Look below for the line with "Transcribe this image's", and from there restate every line word for word until the entries end.

-- BEGIN SUPPLIED RECORDS --

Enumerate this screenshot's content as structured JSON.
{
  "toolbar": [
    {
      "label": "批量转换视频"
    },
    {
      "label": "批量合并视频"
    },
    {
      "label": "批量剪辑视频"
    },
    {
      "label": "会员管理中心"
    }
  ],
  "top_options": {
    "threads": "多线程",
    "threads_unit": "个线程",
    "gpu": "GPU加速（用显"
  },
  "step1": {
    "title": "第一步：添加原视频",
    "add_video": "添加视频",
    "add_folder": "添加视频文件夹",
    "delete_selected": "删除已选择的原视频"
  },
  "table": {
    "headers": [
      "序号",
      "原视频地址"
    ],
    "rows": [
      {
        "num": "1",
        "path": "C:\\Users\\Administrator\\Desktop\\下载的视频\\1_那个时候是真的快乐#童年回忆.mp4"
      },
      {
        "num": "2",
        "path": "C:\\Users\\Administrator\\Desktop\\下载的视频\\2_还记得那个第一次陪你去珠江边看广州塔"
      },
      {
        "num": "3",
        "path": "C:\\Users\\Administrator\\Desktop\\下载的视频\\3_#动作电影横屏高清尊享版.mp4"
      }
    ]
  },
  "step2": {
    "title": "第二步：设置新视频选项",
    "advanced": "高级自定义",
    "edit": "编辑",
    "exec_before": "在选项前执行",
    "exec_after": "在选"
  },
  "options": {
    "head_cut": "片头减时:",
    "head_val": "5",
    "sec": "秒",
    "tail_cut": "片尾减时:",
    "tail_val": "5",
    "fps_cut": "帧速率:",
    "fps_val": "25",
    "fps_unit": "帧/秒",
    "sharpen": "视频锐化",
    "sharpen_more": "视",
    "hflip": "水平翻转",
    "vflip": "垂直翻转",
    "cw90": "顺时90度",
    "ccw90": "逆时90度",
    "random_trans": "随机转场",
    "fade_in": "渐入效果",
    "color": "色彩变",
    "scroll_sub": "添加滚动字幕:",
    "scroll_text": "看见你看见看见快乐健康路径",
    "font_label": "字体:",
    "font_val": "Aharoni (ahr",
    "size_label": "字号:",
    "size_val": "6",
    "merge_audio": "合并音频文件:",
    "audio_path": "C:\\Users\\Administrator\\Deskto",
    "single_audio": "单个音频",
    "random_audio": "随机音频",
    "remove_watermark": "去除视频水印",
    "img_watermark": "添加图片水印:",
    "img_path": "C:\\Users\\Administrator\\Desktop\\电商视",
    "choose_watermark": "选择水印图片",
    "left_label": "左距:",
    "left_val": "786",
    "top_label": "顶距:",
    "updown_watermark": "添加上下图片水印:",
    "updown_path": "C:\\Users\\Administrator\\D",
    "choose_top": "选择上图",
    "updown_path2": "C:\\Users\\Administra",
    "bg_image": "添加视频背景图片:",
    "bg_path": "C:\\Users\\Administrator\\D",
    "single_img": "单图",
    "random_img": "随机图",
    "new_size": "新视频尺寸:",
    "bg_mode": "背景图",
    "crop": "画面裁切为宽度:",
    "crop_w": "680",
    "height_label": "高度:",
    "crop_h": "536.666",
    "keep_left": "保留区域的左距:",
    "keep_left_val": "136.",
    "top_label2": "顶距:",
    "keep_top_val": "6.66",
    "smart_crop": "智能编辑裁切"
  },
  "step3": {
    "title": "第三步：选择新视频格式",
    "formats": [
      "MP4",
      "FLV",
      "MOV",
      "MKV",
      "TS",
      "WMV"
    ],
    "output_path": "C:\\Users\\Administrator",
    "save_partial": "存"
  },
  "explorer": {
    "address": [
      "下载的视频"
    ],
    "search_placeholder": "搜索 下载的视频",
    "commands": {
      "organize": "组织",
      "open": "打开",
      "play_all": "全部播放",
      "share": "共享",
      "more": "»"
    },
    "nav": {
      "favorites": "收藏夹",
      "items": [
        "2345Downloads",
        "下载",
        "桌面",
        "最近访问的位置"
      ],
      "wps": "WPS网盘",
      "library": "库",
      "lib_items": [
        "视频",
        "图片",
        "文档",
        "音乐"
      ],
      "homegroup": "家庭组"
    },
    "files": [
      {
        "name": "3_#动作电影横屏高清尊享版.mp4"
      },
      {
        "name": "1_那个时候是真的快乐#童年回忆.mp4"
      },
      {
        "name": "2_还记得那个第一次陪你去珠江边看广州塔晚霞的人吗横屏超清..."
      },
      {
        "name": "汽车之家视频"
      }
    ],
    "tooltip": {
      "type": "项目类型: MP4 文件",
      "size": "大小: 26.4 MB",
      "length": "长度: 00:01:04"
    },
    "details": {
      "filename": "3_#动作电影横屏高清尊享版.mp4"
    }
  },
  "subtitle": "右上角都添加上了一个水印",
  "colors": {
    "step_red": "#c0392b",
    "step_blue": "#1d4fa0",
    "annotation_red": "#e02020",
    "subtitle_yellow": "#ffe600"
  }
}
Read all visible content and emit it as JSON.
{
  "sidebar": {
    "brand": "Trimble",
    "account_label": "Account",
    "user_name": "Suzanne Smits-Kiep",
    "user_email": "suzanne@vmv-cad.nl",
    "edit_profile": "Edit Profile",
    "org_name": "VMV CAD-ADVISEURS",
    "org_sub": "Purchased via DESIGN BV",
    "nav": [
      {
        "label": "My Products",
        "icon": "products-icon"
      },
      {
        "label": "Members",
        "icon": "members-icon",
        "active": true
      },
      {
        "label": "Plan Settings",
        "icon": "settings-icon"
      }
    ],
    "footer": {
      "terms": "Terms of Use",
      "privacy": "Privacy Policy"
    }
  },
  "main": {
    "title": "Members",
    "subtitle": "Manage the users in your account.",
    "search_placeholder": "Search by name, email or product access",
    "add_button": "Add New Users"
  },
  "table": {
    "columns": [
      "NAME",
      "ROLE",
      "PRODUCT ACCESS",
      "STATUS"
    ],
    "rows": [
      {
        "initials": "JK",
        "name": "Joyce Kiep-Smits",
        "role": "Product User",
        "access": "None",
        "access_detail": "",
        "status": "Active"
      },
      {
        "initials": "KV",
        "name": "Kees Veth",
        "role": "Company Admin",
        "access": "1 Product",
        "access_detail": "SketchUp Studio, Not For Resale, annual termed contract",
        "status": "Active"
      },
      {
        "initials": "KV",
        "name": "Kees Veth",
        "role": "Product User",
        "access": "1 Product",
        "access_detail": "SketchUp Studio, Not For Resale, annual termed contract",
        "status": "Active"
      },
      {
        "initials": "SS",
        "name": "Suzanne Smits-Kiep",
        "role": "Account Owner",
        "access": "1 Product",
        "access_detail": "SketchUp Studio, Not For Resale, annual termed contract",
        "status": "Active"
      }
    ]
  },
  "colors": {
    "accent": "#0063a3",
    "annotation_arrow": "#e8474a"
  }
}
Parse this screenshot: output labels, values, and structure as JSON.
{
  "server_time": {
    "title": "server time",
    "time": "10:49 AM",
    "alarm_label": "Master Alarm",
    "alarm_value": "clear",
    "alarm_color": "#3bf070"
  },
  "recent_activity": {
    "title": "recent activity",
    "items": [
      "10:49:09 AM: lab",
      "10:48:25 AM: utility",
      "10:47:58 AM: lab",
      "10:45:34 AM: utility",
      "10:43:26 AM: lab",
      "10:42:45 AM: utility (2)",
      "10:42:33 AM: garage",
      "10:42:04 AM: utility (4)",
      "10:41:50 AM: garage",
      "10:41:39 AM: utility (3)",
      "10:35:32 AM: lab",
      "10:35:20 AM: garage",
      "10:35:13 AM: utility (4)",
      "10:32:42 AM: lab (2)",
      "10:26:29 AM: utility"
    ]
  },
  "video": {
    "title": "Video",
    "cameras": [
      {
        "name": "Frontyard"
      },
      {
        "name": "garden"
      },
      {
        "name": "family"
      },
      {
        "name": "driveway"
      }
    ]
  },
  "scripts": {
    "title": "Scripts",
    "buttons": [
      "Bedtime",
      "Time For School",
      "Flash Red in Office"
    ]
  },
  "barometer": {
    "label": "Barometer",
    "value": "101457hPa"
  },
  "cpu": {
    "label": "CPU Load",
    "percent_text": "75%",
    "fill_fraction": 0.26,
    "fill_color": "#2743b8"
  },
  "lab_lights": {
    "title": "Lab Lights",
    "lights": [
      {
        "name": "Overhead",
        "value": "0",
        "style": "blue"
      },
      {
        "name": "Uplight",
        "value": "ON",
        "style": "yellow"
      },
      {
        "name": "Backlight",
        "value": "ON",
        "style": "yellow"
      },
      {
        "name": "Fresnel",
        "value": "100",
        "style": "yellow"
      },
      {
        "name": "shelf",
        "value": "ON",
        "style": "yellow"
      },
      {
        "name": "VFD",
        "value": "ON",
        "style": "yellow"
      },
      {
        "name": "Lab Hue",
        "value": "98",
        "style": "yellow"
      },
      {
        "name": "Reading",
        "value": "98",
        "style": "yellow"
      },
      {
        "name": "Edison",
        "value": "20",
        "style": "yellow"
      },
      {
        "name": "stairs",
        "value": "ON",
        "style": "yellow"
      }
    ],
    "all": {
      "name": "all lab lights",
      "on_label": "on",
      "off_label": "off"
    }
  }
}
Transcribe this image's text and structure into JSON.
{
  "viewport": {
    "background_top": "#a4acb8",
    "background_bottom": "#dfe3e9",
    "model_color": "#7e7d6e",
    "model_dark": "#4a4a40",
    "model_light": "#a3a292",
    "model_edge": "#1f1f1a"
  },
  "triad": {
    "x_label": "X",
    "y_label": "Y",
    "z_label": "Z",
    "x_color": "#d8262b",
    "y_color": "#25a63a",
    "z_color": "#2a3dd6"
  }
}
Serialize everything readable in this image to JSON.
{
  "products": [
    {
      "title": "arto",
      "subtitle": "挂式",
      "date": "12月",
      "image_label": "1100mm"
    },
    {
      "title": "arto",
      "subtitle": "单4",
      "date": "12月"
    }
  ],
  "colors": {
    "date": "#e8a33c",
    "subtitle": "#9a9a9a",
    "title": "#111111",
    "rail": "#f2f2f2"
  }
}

-- END SUPPLIED RECORDS --

• WRITTEN REPLY:
Transcribe this image's text and structure into JSON.
{
  "viewport": {
    "background_top": "#a4acb8",
    "background_bottom": "#dfe3e9",
    "model_color": "#7e7d6e",
    "model_dark": "#4a4a40",
    "model_light": "#a3a292",
    "model_edge": "#1f1f1a"
  },
  "triad": {
    "x_label": "X",
    "y_label": "Y",
    "z_label": "Z",
    "x_color": "#d8262b",
    "y_color": "#25a63a",
    "z_color": "#2a3dd6"
  }
}
Serialize everything readable in this image to JSON.
{
  "products": [
    {
      "title": "arto",
      "subtitle": "挂式",
      "date": "12月",
      "image_label": "1100mm"
    },
    {
      "title": "arto",
      "subtitle": "单4",
      "date": "12月"
    }
  ],
  "colors": {
    "date": "#e8a33c",
    "subtitle": "#9a9a9a",
    "title": "#111111",
    "rail": "#f2f2f2"
  }
}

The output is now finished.